Saved entries
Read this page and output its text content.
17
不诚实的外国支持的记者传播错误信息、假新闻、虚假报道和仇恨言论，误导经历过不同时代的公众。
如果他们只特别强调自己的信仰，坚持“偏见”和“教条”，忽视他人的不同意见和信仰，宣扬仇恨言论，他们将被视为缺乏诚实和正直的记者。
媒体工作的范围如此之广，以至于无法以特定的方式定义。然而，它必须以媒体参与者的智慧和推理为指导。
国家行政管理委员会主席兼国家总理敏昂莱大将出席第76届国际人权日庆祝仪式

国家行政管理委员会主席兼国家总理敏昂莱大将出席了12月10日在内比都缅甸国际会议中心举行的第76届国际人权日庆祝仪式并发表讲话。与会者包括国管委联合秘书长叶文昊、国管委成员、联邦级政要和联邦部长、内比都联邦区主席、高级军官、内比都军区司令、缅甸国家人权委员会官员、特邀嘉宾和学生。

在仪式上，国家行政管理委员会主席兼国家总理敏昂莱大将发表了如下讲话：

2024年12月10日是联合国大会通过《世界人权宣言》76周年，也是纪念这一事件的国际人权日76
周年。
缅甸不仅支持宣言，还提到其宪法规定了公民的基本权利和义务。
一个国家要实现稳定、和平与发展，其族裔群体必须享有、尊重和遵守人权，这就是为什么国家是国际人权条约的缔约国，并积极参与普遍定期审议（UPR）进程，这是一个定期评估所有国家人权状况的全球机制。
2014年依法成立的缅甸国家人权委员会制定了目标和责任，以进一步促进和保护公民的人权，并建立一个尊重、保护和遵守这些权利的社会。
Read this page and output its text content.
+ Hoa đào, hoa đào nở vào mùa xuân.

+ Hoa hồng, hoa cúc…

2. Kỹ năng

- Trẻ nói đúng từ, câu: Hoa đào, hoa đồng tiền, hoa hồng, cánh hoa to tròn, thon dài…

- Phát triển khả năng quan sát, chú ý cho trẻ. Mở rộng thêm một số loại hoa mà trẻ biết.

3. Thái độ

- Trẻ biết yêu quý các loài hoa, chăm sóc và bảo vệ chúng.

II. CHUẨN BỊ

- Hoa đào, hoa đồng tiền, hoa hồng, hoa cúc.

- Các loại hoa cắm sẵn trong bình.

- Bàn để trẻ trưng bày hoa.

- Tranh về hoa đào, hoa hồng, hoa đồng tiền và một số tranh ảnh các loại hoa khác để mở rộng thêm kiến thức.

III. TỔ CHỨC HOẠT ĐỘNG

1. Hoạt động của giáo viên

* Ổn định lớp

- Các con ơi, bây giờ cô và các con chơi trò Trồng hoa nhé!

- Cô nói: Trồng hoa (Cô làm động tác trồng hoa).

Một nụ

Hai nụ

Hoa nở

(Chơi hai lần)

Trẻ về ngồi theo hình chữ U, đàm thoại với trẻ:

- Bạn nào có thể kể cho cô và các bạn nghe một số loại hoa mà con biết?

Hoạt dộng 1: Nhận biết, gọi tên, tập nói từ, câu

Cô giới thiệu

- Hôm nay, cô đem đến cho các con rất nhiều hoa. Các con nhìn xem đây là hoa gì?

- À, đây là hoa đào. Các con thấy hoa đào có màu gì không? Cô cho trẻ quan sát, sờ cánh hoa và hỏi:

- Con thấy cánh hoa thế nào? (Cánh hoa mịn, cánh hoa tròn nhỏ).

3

▶ [Written request] From the entries, copy out each line containing the word "thêm".

▶ [Exercise answer]
- Phát triển khả năng quan sát, chú ý cho trẻ. Mở rộng thêm một số loại hoa mà trẻ biết.
- Tranh về hoa đào, hoa hồng, hoa đồng tiền và một số tranh ảnh các loại hoa khác để mở rộng thêm kiến thức.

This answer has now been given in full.